Extract each line holding the word "ylabel" from the entries.

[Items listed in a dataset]
□ □ □

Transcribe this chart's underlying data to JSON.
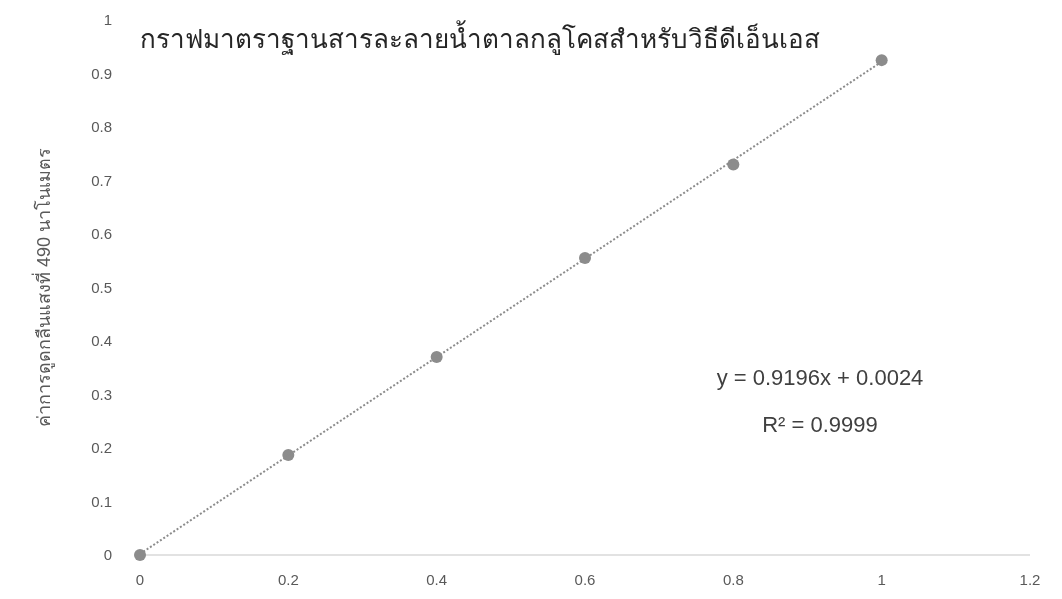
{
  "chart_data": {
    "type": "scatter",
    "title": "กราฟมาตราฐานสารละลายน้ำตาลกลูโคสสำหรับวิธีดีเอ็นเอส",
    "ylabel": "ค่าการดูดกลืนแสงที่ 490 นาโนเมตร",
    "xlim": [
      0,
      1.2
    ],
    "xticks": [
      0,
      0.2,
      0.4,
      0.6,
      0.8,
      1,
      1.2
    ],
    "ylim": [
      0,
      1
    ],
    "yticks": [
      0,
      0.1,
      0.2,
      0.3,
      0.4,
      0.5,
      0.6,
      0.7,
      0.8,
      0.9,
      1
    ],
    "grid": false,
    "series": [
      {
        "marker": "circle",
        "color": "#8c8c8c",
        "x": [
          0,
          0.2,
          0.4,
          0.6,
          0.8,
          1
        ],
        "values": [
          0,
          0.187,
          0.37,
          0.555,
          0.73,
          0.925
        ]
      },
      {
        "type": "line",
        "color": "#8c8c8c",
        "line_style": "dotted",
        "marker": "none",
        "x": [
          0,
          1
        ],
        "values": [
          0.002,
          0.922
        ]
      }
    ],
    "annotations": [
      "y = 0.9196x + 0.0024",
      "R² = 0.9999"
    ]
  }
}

□ □ □

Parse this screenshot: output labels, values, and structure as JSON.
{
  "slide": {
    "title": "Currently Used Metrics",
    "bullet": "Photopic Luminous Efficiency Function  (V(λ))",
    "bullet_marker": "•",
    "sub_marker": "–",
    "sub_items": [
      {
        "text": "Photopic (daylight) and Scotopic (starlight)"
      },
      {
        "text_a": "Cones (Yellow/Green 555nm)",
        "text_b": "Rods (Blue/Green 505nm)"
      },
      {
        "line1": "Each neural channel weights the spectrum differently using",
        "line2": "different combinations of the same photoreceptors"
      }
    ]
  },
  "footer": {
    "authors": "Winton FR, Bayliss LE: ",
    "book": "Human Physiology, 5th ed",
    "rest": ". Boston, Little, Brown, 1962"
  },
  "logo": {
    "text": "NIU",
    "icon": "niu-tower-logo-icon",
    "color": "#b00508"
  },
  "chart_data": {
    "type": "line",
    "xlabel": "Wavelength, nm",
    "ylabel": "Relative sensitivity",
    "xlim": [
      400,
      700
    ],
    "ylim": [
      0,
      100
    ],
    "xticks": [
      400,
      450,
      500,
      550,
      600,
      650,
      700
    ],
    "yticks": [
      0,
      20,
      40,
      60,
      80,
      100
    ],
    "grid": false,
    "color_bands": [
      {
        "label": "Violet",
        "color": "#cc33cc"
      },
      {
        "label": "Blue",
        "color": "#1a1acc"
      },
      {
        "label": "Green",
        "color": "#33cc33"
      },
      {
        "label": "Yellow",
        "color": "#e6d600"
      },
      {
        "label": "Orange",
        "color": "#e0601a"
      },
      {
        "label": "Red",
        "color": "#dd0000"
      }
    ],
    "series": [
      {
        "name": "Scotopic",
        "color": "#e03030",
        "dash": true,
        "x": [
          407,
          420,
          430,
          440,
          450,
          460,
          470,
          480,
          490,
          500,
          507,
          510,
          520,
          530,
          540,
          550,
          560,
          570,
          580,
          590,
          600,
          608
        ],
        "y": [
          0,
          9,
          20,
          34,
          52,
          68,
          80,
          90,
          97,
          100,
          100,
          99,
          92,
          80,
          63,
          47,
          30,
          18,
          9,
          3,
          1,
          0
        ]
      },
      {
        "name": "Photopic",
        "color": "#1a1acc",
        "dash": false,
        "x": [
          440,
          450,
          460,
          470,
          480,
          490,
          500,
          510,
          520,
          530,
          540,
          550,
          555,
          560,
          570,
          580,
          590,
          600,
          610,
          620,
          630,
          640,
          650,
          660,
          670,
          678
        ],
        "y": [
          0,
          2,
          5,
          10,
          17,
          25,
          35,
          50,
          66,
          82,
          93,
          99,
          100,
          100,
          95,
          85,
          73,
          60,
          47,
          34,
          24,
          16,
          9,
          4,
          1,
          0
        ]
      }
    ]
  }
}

□ □ □

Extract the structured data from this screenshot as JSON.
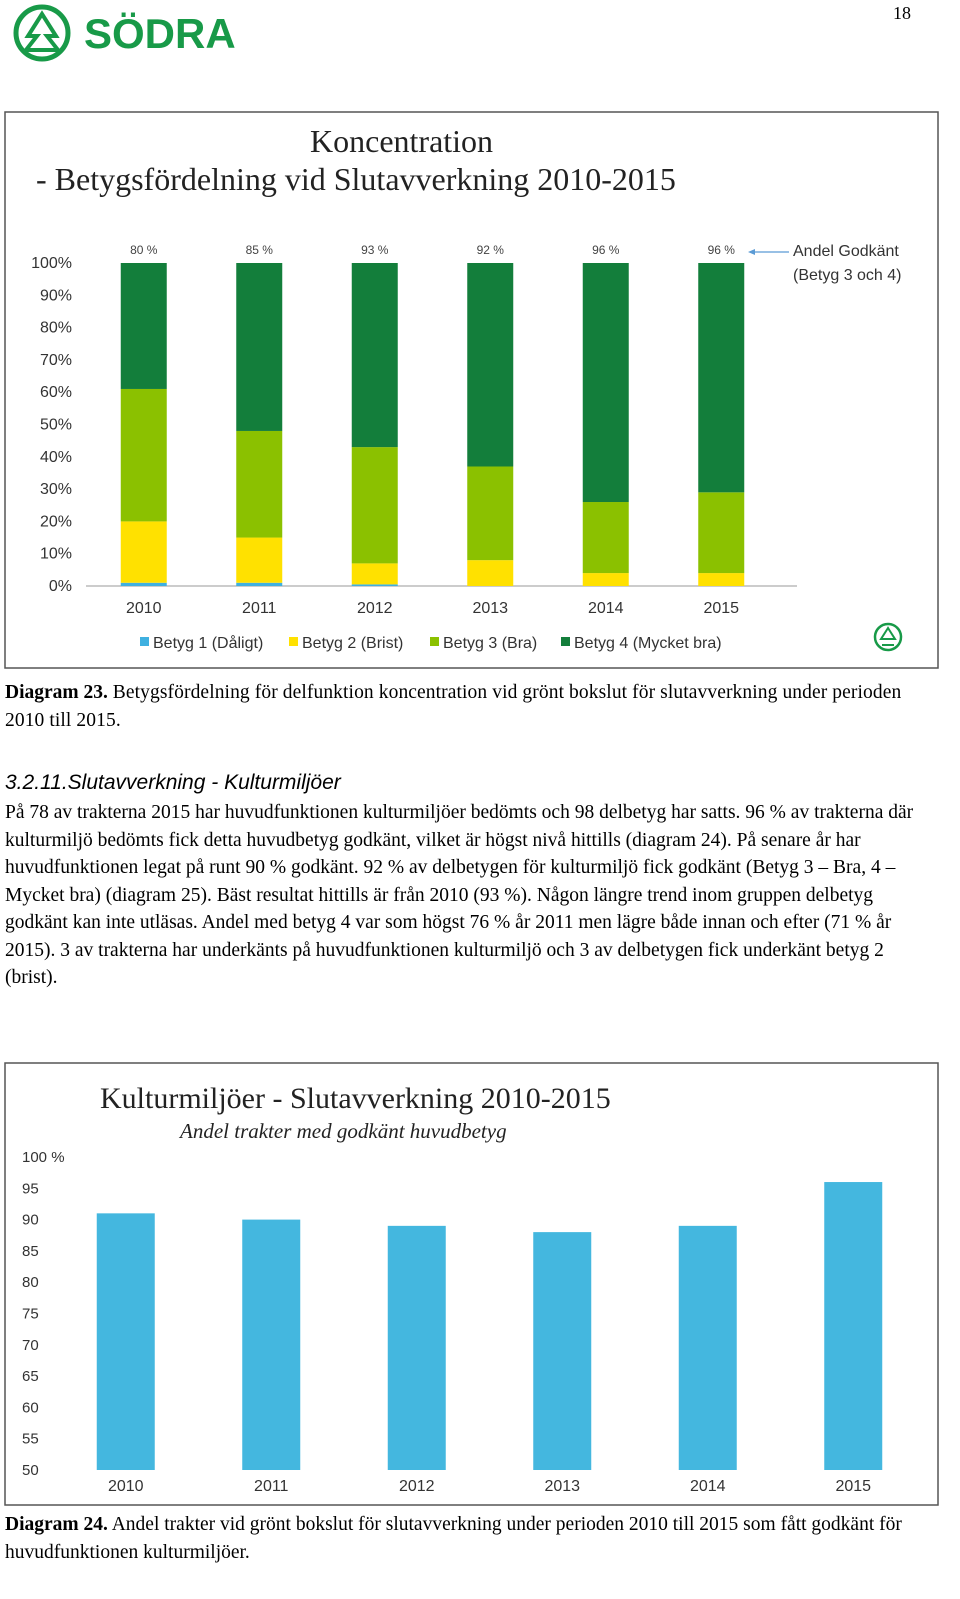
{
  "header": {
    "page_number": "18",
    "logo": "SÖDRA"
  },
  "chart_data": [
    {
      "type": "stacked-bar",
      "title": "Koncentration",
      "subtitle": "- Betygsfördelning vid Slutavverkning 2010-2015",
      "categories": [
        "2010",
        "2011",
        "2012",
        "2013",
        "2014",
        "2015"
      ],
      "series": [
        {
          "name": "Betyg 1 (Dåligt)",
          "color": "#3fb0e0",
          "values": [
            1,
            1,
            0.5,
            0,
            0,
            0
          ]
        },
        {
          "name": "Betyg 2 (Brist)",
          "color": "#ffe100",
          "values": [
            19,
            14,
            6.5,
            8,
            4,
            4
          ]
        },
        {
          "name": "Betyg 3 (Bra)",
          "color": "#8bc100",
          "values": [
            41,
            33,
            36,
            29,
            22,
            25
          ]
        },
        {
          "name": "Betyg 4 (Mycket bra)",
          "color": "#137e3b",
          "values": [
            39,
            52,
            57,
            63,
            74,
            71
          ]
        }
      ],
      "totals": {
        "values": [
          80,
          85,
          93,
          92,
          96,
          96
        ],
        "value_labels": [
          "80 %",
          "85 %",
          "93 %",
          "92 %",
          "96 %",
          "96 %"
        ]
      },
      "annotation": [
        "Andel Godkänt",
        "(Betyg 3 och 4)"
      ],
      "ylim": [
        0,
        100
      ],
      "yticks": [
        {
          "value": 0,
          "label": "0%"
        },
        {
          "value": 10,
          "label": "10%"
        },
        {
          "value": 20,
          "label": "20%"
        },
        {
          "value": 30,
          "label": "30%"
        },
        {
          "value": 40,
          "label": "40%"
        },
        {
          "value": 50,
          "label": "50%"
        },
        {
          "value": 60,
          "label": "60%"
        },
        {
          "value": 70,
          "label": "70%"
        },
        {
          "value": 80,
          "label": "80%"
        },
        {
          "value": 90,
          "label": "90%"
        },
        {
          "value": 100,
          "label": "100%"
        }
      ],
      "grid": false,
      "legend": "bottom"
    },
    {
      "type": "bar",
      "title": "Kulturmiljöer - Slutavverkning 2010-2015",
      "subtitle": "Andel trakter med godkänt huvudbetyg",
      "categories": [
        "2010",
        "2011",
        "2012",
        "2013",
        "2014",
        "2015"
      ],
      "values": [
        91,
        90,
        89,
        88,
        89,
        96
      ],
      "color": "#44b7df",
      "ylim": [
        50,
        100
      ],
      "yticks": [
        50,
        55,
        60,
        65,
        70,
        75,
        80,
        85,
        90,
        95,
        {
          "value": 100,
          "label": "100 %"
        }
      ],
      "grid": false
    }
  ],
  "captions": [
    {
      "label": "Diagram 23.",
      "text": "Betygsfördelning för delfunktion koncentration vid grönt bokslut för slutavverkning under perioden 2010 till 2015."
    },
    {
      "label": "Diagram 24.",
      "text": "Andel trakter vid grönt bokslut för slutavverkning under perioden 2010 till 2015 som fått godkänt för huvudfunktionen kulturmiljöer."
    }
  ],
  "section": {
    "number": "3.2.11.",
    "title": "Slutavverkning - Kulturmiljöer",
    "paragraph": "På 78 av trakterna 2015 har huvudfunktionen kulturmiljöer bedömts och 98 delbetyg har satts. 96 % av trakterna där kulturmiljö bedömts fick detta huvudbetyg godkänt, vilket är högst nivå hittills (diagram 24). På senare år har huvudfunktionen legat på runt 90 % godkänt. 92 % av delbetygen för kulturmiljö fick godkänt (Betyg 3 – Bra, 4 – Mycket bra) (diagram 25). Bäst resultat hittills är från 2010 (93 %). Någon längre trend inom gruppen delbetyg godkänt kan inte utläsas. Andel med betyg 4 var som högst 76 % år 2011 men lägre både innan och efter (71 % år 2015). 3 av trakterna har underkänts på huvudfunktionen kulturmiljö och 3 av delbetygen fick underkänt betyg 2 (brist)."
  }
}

□ □ □

• **REPLY TO THE EXERCISE**:
    "ylabel": "ค่าการดูดกลืนแสงที่ 490 นาโนเมตร",
    "ylabel": "Relative sensitivity",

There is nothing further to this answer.